## YOUR GOAL
Return only the lines starting at the line that contains "Transcribe the text in this document." and ending with the final line of the listing; include both endpoints.

## MATERIAL

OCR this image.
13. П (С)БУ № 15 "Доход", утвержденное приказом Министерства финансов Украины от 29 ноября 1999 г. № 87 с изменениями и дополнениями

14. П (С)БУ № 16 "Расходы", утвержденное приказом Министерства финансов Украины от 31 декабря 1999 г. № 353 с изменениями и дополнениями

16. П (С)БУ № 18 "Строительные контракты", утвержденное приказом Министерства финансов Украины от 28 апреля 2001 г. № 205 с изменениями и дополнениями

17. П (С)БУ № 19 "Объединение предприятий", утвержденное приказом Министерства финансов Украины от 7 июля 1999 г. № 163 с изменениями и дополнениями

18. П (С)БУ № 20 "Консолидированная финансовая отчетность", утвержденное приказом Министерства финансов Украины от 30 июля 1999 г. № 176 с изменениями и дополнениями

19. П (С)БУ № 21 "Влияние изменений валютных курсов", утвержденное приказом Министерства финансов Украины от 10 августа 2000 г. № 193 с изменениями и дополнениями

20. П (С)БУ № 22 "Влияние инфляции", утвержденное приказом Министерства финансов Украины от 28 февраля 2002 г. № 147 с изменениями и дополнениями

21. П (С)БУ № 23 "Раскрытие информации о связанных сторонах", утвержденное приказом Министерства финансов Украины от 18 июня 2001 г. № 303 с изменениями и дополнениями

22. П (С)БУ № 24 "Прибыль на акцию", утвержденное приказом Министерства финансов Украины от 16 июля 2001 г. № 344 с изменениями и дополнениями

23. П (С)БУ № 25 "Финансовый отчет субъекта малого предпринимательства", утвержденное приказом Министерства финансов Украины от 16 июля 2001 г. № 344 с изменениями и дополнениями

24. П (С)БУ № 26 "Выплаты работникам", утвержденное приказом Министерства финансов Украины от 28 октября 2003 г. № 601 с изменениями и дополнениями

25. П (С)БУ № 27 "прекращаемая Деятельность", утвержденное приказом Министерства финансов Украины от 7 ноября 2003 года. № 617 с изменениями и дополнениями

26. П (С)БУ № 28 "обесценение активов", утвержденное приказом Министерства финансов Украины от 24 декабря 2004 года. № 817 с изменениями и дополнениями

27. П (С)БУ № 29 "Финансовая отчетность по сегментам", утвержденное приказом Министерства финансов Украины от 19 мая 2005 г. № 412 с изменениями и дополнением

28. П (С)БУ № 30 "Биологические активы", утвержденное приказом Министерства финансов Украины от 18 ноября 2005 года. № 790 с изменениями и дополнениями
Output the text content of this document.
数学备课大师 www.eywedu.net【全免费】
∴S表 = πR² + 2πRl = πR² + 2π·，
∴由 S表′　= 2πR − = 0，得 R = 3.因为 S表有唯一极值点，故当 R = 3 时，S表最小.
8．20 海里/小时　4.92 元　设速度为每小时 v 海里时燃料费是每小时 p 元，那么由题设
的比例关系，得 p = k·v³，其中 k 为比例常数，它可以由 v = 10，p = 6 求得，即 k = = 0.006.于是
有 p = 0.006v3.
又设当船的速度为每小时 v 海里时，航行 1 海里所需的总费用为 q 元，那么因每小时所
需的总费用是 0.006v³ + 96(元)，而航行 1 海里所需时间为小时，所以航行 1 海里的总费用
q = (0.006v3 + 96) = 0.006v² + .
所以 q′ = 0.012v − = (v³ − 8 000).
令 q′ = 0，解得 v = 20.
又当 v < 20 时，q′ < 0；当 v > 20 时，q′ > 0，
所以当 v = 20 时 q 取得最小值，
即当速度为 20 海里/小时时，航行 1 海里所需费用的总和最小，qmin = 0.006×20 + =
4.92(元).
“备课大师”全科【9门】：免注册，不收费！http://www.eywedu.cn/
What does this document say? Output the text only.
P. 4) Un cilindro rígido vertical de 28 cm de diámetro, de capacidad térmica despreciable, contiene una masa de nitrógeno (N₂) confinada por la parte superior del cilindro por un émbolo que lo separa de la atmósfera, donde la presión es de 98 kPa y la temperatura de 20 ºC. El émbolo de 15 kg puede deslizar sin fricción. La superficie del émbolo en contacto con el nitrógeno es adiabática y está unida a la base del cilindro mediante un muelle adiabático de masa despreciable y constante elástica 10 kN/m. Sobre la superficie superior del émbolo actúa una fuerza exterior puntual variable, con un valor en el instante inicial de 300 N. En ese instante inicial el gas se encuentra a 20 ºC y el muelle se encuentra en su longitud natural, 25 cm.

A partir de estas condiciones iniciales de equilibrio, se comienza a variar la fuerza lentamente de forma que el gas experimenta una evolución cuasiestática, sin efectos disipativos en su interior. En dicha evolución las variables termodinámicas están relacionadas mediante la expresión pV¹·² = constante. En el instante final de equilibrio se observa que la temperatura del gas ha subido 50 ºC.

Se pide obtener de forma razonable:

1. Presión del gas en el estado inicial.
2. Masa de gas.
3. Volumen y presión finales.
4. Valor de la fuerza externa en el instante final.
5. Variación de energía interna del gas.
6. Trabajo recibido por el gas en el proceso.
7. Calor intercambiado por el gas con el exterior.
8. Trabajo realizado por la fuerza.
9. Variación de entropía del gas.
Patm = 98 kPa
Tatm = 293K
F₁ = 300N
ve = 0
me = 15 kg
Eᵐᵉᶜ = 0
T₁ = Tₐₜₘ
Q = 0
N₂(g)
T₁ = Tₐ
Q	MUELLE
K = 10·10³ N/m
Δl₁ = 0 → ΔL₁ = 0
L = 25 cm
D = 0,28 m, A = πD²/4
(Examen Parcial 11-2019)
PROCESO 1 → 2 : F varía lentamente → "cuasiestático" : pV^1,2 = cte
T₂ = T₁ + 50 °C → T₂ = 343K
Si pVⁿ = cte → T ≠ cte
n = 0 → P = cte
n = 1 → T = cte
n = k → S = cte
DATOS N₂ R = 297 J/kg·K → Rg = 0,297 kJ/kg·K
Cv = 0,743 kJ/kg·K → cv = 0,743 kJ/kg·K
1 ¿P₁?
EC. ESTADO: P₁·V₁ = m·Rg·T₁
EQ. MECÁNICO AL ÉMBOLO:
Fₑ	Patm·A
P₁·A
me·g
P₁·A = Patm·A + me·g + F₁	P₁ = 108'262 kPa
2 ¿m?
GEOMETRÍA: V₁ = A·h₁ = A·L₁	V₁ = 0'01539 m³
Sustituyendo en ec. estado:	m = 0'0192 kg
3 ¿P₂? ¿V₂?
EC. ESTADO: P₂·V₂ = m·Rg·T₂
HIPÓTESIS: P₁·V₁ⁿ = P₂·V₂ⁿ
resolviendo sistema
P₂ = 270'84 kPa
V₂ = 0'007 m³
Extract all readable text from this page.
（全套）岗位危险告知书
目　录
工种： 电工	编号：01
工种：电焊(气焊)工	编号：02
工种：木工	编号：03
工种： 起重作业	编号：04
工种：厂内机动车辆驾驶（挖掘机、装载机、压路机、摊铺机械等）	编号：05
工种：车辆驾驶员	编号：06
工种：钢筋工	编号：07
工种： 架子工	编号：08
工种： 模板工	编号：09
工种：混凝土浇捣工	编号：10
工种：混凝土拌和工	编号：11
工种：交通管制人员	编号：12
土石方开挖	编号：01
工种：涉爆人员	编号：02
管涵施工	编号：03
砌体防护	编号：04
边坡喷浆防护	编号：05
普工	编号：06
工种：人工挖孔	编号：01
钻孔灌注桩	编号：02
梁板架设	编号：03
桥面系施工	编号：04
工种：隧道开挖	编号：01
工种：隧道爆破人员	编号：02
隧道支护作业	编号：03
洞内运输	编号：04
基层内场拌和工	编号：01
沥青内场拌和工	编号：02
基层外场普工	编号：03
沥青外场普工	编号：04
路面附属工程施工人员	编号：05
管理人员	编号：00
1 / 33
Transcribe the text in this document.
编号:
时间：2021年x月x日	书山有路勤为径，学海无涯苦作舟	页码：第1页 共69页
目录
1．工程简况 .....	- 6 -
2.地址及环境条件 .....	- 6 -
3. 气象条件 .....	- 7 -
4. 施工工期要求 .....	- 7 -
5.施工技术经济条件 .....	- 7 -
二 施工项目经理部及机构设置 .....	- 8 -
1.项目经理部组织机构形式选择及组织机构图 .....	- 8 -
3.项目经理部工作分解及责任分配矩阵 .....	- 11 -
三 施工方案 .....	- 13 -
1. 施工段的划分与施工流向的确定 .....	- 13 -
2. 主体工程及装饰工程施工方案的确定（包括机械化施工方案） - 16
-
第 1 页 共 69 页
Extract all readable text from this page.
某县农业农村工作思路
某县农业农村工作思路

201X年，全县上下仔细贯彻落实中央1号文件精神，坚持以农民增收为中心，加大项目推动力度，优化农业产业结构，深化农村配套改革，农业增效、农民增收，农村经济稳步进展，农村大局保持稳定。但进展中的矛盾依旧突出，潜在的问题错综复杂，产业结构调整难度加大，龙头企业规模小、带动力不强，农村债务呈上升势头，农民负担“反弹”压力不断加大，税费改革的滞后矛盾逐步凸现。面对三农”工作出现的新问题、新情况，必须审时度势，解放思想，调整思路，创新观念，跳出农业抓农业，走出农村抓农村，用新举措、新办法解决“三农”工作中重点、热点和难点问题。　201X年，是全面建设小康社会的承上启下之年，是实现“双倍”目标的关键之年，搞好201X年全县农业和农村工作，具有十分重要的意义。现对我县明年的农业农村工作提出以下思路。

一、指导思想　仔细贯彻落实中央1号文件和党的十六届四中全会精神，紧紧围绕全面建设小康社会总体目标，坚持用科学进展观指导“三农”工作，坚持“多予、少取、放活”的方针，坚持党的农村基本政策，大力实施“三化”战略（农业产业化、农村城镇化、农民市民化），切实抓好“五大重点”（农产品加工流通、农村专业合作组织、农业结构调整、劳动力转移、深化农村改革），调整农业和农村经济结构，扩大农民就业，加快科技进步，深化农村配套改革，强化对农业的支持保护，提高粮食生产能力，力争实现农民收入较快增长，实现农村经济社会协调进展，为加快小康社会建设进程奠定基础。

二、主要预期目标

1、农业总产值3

## SOLUTION BELOW
Transcribe the text in this document.
编号:
时间：2021年x月x日	书山有路勤为径，学海无涯苦作舟	页码：第1页 共69页
目录
1．工程简况 .....	- 6 -
2.地址及环境条件 .....	- 6 -
3. 气象条件 .....	- 7 -
4. 施工工期要求 .....	- 7 -
5.施工技术经济条件 .....	- 7 -
二 施工项目经理部及机构设置 .....	- 8 -
1.项目经理部组织机构形式选择及组织机构图 .....	- 8 -
3.项目经理部工作分解及责任分配矩阵 .....	- 11 -
三 施工方案 .....	- 13 -
1. 施工段的划分与施工流向的确定 .....	- 13 -
2. 主体工程及装饰工程施工方案的确定（包括机械化施工方案） - 16
-
第 1 页 共 69 页
Extract all readable text from this page.
某县农业农村工作思路
某县农业农村工作思路

201X年，全县上下仔细贯彻落实中央1号文件精神，坚持以农民增收为中心，加大项目推动力度，优化农业产业结构，深化农村配套改革，农业增效、农民增收，农村经济稳步进展，农村大局保持稳定。但进展中的矛盾依旧突出，潜在的问题错综复杂，产业结构调整难度加大，龙头企业规模小、带动力不强，农村债务呈上升势头，农民负担“反弹”压力不断加大，税费改革的滞后矛盾逐步凸现。面对三农”工作出现的新问题、新情况，必须审时度势，解放思想，调整思路，创新观念，跳出农业抓农业，走出农村抓农村，用新举措、新办法解决“三农”工作中重点、热点和难点问题。　201X年，是全面建设小康社会的承上启下之年，是实现“双倍”目标的关键之年，搞好201X年全县农业和农村工作，具有十分重要的意义。现对我县明年的农业农村工作提出以下思路。

一、指导思想　仔细贯彻落实中央1号文件和党的十六届四中全会精神，紧紧围绕全面建设小康社会总体目标，坚持用科学进展观指导“三农”工作，坚持“多予、少取、放活”的方针，坚持党的农村基本政策，大力实施“三化”战略（农业产业化、农村城镇化、农民市民化），切实抓好“五大重点”（农产品加工流通、农村专业合作组织、农业结构调整、劳动力转移、深化农村改革），调整农业和农村经济结构，扩大农民就业，加快科技进步，深化农村配套改革，强化对农业的支持保护，提高粮食生产能力，力争实现农民收入较快增长，实现农村经济社会协调进展，为加快小康社会建设进程奠定基础。

二、主要预期目标

1、农业总产值3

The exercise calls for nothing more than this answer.